--- Start of TASK INPUTS ---

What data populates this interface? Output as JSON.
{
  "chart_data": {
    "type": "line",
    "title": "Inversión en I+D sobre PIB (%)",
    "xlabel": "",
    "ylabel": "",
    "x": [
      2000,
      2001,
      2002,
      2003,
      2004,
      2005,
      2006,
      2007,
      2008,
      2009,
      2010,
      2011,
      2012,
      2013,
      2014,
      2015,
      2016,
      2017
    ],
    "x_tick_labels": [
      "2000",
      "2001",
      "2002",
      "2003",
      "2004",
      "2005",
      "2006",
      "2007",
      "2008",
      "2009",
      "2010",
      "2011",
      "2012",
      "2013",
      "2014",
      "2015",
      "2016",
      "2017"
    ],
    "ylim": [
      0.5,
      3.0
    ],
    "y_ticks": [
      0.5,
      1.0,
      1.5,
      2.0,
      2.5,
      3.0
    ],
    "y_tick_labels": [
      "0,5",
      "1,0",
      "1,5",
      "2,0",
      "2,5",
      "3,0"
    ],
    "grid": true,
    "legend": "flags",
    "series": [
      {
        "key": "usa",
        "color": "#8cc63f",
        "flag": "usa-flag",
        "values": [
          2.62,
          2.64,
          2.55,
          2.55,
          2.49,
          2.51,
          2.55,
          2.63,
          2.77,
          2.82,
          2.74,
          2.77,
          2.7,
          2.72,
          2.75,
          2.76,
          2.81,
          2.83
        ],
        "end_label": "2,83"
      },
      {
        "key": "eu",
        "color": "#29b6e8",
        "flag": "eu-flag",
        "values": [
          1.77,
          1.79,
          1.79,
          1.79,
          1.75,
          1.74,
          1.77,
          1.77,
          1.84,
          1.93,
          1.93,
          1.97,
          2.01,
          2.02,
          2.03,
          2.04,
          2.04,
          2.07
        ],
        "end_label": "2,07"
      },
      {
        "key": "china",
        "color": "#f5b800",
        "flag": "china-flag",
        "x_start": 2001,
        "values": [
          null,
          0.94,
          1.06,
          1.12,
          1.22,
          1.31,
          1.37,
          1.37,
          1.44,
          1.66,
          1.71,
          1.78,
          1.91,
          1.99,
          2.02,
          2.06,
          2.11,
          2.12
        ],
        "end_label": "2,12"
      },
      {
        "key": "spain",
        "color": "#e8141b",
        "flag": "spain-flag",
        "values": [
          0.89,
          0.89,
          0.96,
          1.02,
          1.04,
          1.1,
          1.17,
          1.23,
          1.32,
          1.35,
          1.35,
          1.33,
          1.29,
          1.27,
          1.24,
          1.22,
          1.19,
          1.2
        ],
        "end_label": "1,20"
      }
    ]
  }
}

--- End of TASK INPUTS ---

## WORK TO DO
Each record above should be output again exactly.

## CORRECT ANSWER
What data populates this interface? Output as JSON.
{
  "chart_data": {
    "type": "line",
    "title": "Inversión en I+D sobre PIB (%)",
    "xlabel": "",
    "ylabel": "",
    "x": [
      2000,
      2001,
      2002,
      2003,
      2004,
      2005,
      2006,
      2007,
      2008,
      2009,
      2010,
      2011,
      2012,
      2013,
      2014,
      2015,
      2016,
      2017
    ],
    "x_tick_labels": [
      "2000",
      "2001",
      "2002",
      "2003",
      "2004",
      "2005",
      "2006",
      "2007",
      "2008",
      "2009",
      "2010",
      "2011",
      "2012",
      "2013",
      "2014",
      "2015",
      "2016",
      "2017"
    ],
    "ylim": [
      0.5,
      3.0
    ],
    "y_ticks": [
      0.5,
      1.0,
      1.5,
      2.0,
      2.5,
      3.0
    ],
    "y_tick_labels": [
      "0,5",
      "1,0",
      "1,5",
      "2,0",
      "2,5",
      "3,0"
    ],
    "grid": true,
    "legend": "flags",
    "series": [
      {
        "key": "usa",
        "color": "#8cc63f",
        "flag": "usa-flag",
        "values": [
          2.62,
          2.64,
          2.55,
          2.55,
          2.49,
          2.51,
          2.55,
          2.63,
          2.77,
          2.82,
          2.74,
          2.77,
          2.7,
          2.72,
          2.75,
          2.76,
          2.81,
          2.83
        ],
        "end_label": "2,83"
      },
      {
        "key": "eu",
        "color": "#29b6e8",
        "flag": "eu-flag",
        "values": [
          1.77,
          1.79,
          1.79,
          1.79,
          1.75,
          1.74,
          1.77,
          1.77,
          1.84,
          1.93,
          1.93,
          1.97,
          2.01,
          2.02,
          2.03,
          2.04,
          2.04,
          2.07
        ],
        "end_label": "2,07"
      },
      {
        "key": "china",
        "color": "#f5b800",
        "flag": "china-flag",
        "x_start": 2001,
        "values": [
          null,
          0.94,
          1.06,
          1.12,
          1.22,
          1.31,
          1.37,
          1.37,
          1.44,
          1.66,
          1.71,
          1.78,
          1.91,
          1.99,
          2.02,
          2.06,
          2.11,
          2.12
        ],
        "end_label": "2,12"
      },
      {
        "key": "spain",
        "color": "#e8141b",
        "flag": "spain-flag",
        "values": [
          0.89,
          0.89,
          0.96,
          1.02,
          1.04,
          1.1,
          1.17,
          1.23,
          1.32,
          1.35,
          1.35,
          1.33,
          1.29,
          1.27,
          1.24,
          1.22,
          1.19,
          1.2
        ],
        "end_label": "1,20"
      }
    ]
  }
}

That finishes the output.